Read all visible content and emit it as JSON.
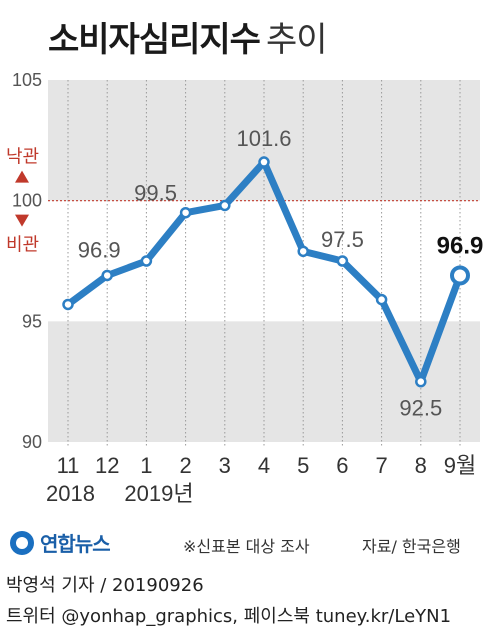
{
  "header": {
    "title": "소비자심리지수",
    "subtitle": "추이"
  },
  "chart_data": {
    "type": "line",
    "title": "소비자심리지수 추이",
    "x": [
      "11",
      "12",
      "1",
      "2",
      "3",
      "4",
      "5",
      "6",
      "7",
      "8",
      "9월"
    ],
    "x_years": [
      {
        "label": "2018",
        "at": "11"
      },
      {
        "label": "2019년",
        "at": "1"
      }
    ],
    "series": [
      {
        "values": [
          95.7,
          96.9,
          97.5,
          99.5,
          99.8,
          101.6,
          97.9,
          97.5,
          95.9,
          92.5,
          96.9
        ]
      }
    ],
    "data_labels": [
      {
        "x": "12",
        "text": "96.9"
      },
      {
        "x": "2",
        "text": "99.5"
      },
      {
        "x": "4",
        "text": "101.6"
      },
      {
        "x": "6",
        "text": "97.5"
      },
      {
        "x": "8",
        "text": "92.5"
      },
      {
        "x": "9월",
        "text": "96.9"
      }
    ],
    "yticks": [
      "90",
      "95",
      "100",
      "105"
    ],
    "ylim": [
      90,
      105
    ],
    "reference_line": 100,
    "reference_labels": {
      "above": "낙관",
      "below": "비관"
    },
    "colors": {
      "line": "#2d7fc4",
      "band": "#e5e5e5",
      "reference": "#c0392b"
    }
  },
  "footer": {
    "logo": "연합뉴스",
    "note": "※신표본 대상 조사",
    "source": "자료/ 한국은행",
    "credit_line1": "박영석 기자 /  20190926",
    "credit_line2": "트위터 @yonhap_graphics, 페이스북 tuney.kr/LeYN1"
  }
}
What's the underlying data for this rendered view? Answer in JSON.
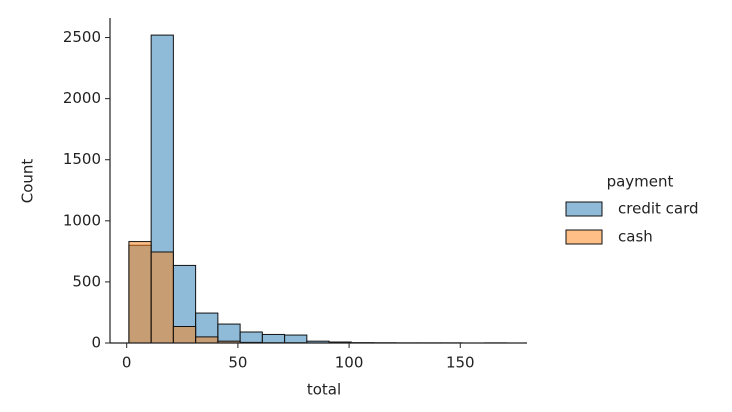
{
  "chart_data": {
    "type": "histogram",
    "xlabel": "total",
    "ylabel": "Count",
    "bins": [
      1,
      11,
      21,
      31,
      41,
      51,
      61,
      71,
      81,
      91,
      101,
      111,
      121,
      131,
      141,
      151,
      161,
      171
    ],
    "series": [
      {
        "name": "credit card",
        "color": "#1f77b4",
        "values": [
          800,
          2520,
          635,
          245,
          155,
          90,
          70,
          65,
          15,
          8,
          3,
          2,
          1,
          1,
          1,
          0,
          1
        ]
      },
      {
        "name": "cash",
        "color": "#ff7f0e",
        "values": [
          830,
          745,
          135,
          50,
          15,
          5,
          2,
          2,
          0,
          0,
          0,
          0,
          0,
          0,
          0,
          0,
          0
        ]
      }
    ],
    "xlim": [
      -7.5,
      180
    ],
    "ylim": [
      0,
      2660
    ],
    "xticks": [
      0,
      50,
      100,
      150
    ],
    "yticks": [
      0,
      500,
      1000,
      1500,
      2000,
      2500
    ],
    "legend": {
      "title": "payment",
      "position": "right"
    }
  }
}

...

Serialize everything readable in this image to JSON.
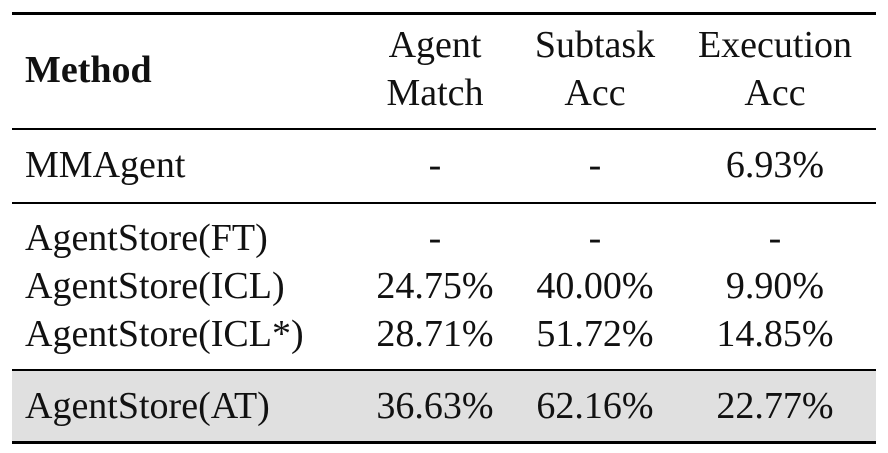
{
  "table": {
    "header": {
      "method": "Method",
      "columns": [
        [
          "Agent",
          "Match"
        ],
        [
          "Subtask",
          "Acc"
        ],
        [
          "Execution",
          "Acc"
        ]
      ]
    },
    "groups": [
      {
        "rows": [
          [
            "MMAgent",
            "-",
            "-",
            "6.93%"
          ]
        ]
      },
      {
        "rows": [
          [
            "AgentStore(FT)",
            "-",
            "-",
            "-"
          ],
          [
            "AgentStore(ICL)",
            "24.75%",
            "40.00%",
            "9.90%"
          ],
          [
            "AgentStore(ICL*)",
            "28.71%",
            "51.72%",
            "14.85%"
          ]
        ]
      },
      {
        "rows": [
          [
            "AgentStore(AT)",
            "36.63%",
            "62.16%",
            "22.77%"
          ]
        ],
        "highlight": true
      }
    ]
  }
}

--

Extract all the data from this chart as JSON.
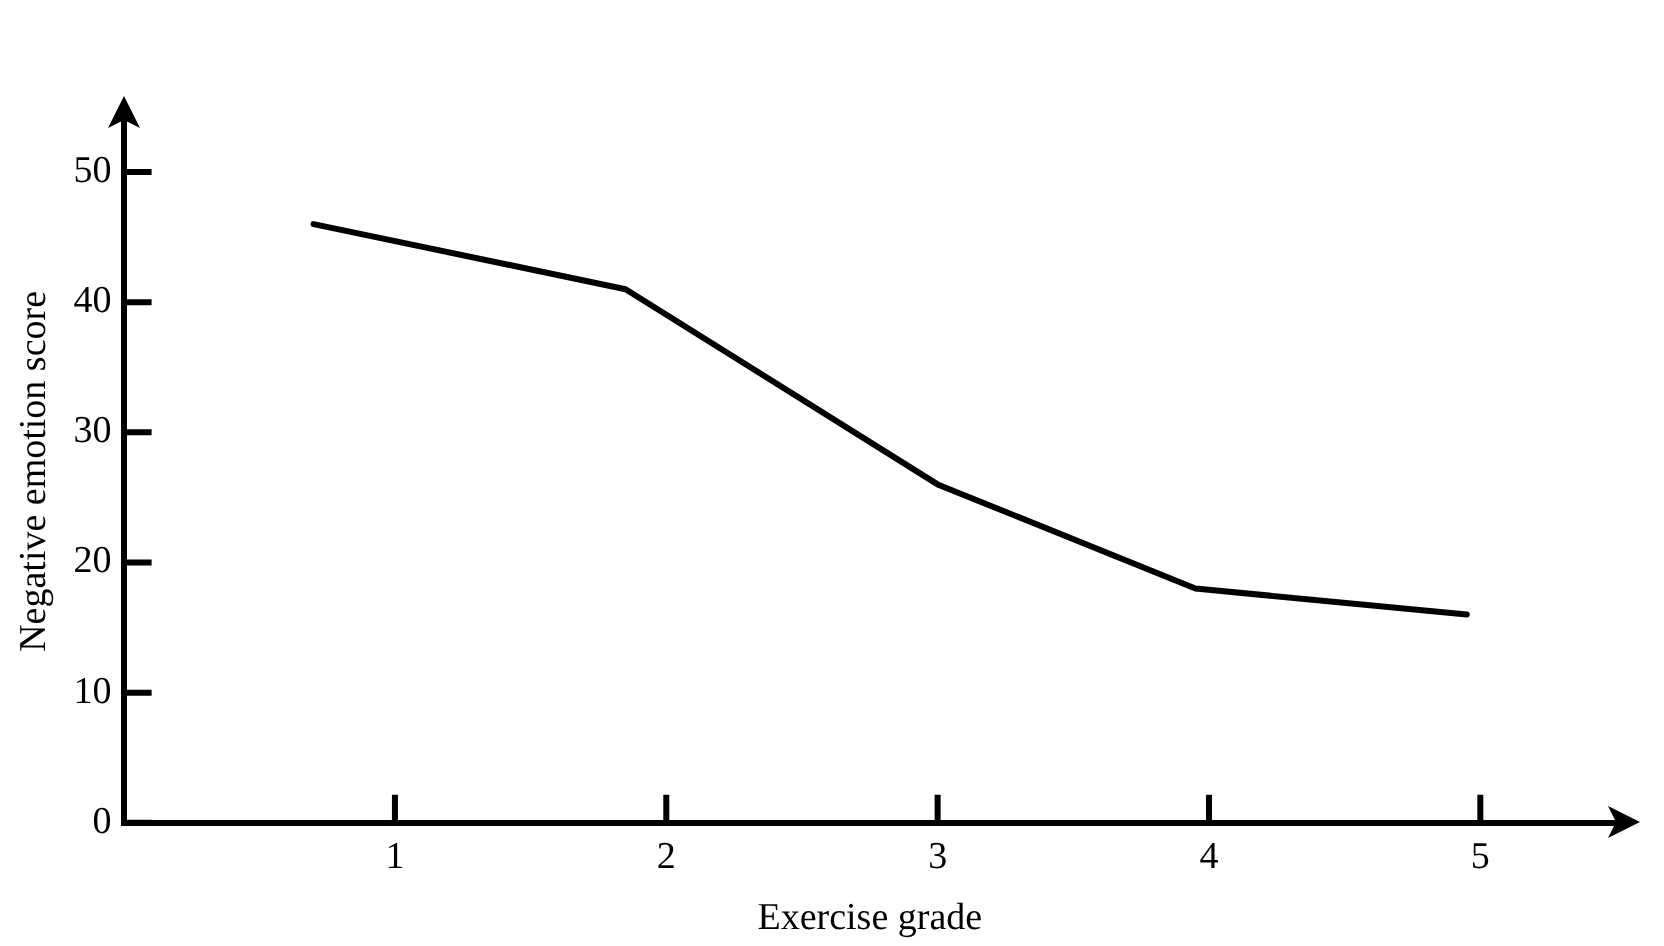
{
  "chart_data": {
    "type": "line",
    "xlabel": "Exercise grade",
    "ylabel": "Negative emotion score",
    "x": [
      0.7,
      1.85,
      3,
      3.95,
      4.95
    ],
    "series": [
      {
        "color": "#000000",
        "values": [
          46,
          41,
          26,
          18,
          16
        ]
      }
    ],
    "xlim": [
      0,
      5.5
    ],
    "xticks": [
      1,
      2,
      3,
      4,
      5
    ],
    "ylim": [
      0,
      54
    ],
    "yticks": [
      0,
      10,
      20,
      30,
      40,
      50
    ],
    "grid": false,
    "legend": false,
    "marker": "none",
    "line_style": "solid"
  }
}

- **WRITTEN INSTRUCTION**: From the entries above, pull out each line that includes "AgentStore".

- **THE COMPLETED TASK**:
            "AgentStore(FT)",
            "AgentStore(ICL)",
            "AgentStore(ICL*)",
            "AgentStore(AT)",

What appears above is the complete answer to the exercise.